◆ **DATASET ROWS**:

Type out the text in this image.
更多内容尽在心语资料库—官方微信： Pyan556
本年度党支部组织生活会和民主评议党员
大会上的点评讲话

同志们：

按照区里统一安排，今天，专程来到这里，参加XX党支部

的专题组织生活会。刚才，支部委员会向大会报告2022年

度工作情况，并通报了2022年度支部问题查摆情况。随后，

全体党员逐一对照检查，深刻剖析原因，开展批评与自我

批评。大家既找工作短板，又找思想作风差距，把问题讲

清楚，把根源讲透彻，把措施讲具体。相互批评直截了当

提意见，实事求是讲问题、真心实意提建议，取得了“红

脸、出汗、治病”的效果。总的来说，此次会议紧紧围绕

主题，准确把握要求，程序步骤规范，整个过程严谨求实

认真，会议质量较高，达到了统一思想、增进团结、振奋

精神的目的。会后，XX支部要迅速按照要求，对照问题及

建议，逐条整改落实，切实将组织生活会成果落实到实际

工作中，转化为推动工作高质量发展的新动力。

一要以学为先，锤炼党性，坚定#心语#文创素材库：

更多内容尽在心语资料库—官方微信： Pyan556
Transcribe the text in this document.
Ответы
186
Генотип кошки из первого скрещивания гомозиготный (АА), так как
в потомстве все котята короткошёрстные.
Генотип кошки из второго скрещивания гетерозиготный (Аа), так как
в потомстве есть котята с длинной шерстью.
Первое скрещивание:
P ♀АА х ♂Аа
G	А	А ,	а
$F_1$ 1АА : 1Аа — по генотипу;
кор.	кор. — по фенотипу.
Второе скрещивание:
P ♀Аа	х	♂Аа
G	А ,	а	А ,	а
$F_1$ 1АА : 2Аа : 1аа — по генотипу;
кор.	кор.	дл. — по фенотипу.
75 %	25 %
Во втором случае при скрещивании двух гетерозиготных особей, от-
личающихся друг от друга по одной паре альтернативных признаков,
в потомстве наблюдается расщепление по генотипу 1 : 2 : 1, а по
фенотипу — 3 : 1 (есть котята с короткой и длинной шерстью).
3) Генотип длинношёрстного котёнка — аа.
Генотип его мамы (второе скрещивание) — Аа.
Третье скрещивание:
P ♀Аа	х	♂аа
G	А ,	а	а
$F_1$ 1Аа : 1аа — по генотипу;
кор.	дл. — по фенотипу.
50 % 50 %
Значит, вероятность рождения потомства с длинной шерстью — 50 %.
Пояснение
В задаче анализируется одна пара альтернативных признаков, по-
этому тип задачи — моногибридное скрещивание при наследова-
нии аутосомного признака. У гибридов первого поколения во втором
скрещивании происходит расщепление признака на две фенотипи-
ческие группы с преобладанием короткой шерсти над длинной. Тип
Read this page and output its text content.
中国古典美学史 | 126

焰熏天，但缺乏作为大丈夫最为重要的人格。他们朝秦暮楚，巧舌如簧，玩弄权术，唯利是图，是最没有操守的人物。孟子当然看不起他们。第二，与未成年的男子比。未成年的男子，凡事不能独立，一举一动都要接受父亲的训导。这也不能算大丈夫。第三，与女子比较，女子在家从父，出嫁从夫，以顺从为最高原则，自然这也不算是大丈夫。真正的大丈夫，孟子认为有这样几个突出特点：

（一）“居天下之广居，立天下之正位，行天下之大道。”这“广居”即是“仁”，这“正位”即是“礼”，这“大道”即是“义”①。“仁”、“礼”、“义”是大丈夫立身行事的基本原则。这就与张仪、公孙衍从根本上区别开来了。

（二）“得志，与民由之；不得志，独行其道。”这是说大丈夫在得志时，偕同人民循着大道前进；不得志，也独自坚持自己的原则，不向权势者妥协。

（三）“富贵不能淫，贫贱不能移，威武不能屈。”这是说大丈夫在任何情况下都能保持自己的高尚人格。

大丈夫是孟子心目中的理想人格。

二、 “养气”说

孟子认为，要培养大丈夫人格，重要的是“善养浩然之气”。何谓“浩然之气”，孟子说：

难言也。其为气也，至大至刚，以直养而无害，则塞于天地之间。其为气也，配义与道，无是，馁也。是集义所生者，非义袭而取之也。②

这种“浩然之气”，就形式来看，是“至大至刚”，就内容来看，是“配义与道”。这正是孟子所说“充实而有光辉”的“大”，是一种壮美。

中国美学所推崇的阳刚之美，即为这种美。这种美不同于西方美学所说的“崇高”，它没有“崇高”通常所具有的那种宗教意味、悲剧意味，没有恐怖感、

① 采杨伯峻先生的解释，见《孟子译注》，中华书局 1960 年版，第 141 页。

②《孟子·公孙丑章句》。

◆ **WHAT THE TASK REQUIRES**: Find all the lines containing "короткой" in the material, then copy them.

◆ **WRITTEN RESPONSE**:
фенотипу — 3 : 1 (есть котята с короткой и длинной шерстью).
ческие группы с преобладанием короткой шерсти над длинной. Тип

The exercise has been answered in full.